# YOUR TASK:
Write out the lines below as a numbered list, leaving out any blank lines.

# SUPPLIED DATA:
####

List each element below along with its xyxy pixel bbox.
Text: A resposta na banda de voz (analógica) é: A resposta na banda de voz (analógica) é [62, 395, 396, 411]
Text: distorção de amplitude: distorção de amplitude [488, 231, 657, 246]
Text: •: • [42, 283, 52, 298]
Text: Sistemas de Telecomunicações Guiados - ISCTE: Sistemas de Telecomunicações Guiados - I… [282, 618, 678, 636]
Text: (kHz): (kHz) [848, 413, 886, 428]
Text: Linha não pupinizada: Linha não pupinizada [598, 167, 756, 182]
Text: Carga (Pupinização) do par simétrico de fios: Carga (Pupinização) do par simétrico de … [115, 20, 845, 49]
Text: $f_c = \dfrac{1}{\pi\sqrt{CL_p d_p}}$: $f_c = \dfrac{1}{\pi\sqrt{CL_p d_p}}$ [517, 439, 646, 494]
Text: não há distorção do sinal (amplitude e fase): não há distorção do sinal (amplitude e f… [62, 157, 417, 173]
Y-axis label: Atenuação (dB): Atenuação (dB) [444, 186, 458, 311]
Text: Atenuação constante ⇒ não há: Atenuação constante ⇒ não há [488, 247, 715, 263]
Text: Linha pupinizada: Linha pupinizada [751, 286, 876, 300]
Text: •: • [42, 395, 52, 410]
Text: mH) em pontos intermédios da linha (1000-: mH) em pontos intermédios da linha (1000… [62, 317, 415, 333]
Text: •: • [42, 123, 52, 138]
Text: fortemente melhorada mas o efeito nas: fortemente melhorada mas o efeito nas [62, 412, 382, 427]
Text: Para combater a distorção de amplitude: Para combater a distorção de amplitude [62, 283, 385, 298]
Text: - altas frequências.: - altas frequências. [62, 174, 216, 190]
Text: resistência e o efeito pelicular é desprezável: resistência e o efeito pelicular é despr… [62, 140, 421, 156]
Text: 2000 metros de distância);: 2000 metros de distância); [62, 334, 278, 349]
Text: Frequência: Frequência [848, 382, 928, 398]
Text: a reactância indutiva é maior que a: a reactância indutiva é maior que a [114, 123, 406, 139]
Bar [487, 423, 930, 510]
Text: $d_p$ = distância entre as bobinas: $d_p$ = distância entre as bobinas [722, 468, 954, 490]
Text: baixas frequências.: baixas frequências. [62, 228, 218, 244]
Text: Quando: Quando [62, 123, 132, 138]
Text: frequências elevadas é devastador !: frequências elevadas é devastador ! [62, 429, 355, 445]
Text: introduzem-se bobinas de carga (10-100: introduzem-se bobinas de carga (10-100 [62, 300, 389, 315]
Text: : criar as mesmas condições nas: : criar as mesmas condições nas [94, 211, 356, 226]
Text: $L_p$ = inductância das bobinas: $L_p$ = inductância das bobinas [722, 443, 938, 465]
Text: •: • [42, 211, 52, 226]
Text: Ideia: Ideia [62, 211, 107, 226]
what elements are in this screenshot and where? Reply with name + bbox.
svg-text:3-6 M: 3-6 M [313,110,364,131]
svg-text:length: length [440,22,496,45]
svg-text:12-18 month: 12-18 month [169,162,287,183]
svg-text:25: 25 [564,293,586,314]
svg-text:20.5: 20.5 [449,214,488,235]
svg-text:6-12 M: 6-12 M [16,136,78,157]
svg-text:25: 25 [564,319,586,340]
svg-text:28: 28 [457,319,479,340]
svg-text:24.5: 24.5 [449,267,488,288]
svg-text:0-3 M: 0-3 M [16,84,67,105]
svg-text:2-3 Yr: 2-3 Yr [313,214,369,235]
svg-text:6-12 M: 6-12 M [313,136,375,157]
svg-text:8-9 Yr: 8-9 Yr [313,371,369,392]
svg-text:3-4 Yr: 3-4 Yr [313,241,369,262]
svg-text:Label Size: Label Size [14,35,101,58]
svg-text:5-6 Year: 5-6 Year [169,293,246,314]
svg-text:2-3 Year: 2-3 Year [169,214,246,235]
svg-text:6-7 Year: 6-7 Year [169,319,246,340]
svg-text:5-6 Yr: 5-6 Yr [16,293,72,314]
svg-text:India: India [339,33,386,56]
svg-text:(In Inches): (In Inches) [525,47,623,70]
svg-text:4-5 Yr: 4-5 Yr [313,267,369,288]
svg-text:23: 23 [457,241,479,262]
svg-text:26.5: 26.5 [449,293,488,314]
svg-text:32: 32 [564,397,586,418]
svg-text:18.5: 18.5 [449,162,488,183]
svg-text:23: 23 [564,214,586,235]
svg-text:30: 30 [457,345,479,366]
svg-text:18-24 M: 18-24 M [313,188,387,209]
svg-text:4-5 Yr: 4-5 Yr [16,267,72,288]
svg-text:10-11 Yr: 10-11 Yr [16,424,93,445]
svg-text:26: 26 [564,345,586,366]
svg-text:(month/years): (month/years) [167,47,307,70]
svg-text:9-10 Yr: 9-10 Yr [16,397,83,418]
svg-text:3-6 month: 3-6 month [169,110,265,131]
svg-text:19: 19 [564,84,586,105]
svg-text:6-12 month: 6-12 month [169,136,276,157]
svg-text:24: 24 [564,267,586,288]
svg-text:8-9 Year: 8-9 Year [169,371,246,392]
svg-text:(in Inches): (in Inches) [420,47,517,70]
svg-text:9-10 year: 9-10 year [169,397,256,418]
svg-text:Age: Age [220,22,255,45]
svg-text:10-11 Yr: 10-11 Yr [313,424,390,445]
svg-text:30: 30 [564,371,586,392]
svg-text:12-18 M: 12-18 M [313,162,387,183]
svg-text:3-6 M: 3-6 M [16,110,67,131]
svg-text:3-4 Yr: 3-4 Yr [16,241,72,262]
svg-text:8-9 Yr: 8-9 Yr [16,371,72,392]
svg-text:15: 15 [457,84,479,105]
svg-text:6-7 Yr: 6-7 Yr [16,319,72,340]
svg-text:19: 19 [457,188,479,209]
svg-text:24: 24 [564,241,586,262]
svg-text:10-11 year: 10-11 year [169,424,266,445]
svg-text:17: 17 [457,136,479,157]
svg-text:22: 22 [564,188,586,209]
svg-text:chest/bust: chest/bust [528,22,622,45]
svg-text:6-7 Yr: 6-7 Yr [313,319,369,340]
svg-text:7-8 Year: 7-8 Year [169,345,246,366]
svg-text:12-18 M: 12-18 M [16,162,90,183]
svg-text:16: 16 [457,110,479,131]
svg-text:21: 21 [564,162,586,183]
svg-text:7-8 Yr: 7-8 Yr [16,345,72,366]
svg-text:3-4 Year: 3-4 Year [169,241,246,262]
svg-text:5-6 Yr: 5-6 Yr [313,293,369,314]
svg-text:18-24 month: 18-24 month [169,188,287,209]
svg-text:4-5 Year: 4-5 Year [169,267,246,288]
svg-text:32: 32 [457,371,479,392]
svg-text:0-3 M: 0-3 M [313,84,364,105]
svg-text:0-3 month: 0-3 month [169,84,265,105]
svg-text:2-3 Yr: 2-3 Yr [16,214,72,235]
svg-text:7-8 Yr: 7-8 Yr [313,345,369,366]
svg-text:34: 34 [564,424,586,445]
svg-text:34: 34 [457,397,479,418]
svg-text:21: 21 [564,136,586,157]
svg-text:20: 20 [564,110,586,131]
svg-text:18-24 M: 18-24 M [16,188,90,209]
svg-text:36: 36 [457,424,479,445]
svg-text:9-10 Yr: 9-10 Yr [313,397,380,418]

####

# RESULT OF THIS EXERCISE:
1. List each element below along with its xyxy pixel bbox.
2. Text: A resposta na banda de voz (analógica) é: A resposta na banda de voz (analógica) é [62, 395, 396, 411]
3. Text: distorção de amplitude: distorção de amplitude [488, 231, 657, 246]
4. Text: •: • [42, 283, 52, 298]
5. Text: Sistemas de Telecomunicações Guiados - ISCTE: Sistemas de Telecomunicações Guiados - I… [282, 618, 678, 636]
6. Text: (kHz): (kHz) [848, 413, 886, 428]
7. Text: Linha não pupinizada: Linha não pupinizada [598, 167, 756, 182]
8. Text: Carga (Pupinização) do par simétrico de fios: Carga (Pupinização) do par simétrico de … [115, 20, 845, 49]
9. Text: $f_c = \dfrac{1}{\pi\sqrt{CL_p d_p}}$: $f_c = \dfrac{1}{\pi\sqrt{CL_p d_p}}$ [517, 439, 646, 494]
10. Text: não há distorção do sinal (amplitude e fase): não há distorção do sinal (amplitude e f… [62, 157, 417, 173]
11. Y-axis label: Atenuação (dB): Atenuação (dB) [444, 186, 458, 311]
12. Text: Atenuação constante ⇒ não há: Atenuação constante ⇒ não há [488, 247, 715, 263]
13. Text: Linha pupinizada: Linha pupinizada [751, 286, 876, 300]
14. Text: •: • [42, 395, 52, 410]
15. Text: mH) em pontos intermédios da linha (1000-: mH) em pontos intermédios da linha (1000… [62, 317, 415, 333]
16. Text: •: • [42, 123, 52, 138]
17. Text: fortemente melhorada mas o efeito nas: fortemente melhorada mas o efeito nas [62, 412, 382, 427]
18. Text: Para combater a distorção de amplitude: Para combater a distorção de amplitude [62, 283, 385, 298]
19. Text: - altas frequências.: - altas frequências. [62, 174, 216, 190]
20. Text: resistência e o efeito pelicular é desprezável: resistência e o efeito pelicular é despr… [62, 140, 421, 156]
21. Text: 2000 metros de distância);: 2000 metros de distância); [62, 334, 278, 349]
22. Text: Frequência: Frequência [848, 382, 928, 398]
23. Text: a reactância indutiva é maior que a: a reactância indutiva é maior que a [114, 123, 406, 139]
24. Bar [487, 423, 930, 510]
25. Text: $d_p$ = distância entre as bobinas: $d_p$ = distância entre as bobinas [722, 468, 954, 490]
26. Text: baixas frequências.: baixas frequências. [62, 228, 218, 244]
27. Text: Quando: Quando [62, 123, 132, 138]
28. Text: frequências elevadas é devastador !: frequências elevadas é devastador ! [62, 429, 355, 445]
29. Text: introduzem-se bobinas de carga (10-100: introduzem-se bobinas de carga (10-100 [62, 300, 389, 315]
30. Text: : criar as mesmas condições nas: : criar as mesmas condições nas [94, 211, 356, 226]
31. Text: $L_p$ = inductância das bobinas: $L_p$ = inductância das bobinas [722, 443, 938, 465]
32. Text: •: • [42, 211, 52, 226]
33. Text: Ideia: Ideia [62, 211, 107, 226]
34. what elements are in this screenshot and where? Reply with name + bbox.
35. svg-text:3-6 M: 3-6 M [313,110,364,131]
36. svg-text:length: length [440,22,496,45]
37. svg-text:12-18 month: 12-18 month [169,162,287,183]
38. svg-text:25: 25 [564,293,586,314]
39. svg-text:20.5: 20.5 [449,214,488,235]
40. svg-text:6-12 M: 6-12 M [16,136,78,157]
41. svg-text:25: 25 [564,319,586,340]
42. svg-text:28: 28 [457,319,479,340]
43. svg-text:24.5: 24.5 [449,267,488,288]
44. svg-text:0-3 M: 0-3 M [16,84,67,105]
45. svg-text:2-3 Yr: 2-3 Yr [313,214,369,235]
46. svg-text:6-12 M: 6-12 M [313,136,375,157]
47. svg-text:8-9 Yr: 8-9 Yr [313,371,369,392]
48. svg-text:3-4 Yr: 3-4 Yr [313,241,369,262]
49. svg-text:Label Size: Label Size [14,35,101,58]
50. svg-text:5-6 Year: 5-6 Year [169,293,246,314]
51. svg-text:2-3 Year: 2-3 Year [169,214,246,235]
52. svg-text:6-7 Year: 6-7 Year [169,319,246,340]
53. svg-text:5-6 Yr: 5-6 Yr [16,293,72,314]
54. svg-text:India: India [339,33,386,56]
55. svg-text:(In Inches): (In Inches) [525,47,623,70]
56. svg-text:4-5 Yr: 4-5 Yr [313,267,369,288]
57. svg-text:23: 23 [457,241,479,262]
58. svg-text:26.5: 26.5 [449,293,488,314]
59. svg-text:32: 32 [564,397,586,418]
60. svg-text:18.5: 18.5 [449,162,488,183]
61. svg-text:23: 23 [564,214,586,235]
62. svg-text:30: 30 [457,345,479,366]
63. svg-text:18-24 M: 18-24 M [313,188,387,209]
64. svg-text:4-5 Yr: 4-5 Yr [16,267,72,288]
65. svg-text:10-11 Yr: 10-11 Yr [16,424,93,445]
66. svg-text:26: 26 [564,345,586,366]
67. svg-text:(month/years): (month/years) [167,47,307,70]
68. svg-text:9-10 Yr: 9-10 Yr [16,397,83,418]
69. svg-text:3-6 month: 3-6 month [169,110,265,131]
70. svg-text:19: 19 [564,84,586,105]
71. svg-text:6-12 month: 6-12 month [169,136,276,157]
72. svg-text:24: 24 [564,267,586,288]
73. svg-text:8-9 Year: 8-9 Year [169,371,246,392]
74. svg-text:(in Inches): (in Inches) [420,47,517,70]
75. svg-text:9-10 year: 9-10 year [169,397,256,418]
76. svg-text:Age: Age [220,22,255,45]
77. svg-text:10-11 Yr: 10-11 Yr [313,424,390,445]
78. svg-text:30: 30 [564,371,586,392]
79. svg-text:12-18 M: 12-18 M [313,162,387,183]
80. svg-text:3-6 M: 3-6 M [16,110,67,131]
81. svg-text:3-4 Yr: 3-4 Yr [16,241,72,262]
82. svg-text:8-9 Yr: 8-9 Yr [16,371,72,392]
83. svg-text:15: 15 [457,84,479,105]
84. svg-text:6-7 Yr: 6-7 Yr [16,319,72,340]
85. svg-text:19: 19 [457,188,479,209]
86. svg-text:24: 24 [564,241,586,262]
87. svg-text:10-11 year: 10-11 year [169,424,266,445]
88. svg-text:17: 17 [457,136,479,157]
89. svg-text:22: 22 [564,188,586,209]
90. svg-text:chest/bust: chest/bust [528,22,622,45]
91. svg-text:6-7 Yr: 6-7 Yr [313,319,369,340]
92. svg-text:7-8 Year: 7-8 Year [169,345,246,366]
93. svg-text:12-18 M: 12-18 M [16,162,90,183]
94. svg-text:16: 16 [457,110,479,131]
95. svg-text:21: 21 [564,162,586,183]
96. svg-text:7-8 Yr: 7-8 Yr [16,345,72,366]
97. svg-text:3-4 Year: 3-4 Year [169,241,246,262]
98. svg-text:5-6 Yr: 5-6 Yr [313,293,369,314]
99. svg-text:18-24 month: 18-24 month [169,188,287,209]
100. svg-text:4-5 Year: 4-5 Year [169,267,246,288]
101. svg-text:32: 32 [457,371,479,392]
102. svg-text:0-3 M: 0-3 M [313,84,364,105]
103. svg-text:0-3 month: 0-3 month [169,84,265,105]
104. svg-text:2-3 Yr: 2-3 Yr [16,214,72,235]
105. svg-text:7-8 Yr: 7-8 Yr [313,345,369,366]
106. svg-text:34: 34 [564,424,586,445]
107. svg-text:34: 34 [457,397,479,418]
108. svg-text:21: 21 [564,136,586,157]
109. svg-text:20: 20 [564,110,586,131]
110. svg-text:18-24 M: 18-24 M [16,188,90,209]
111. svg-text:36: 36 [457,424,479,445]
112. svg-text:9-10 Yr: 9-10 Yr [313,397,380,418]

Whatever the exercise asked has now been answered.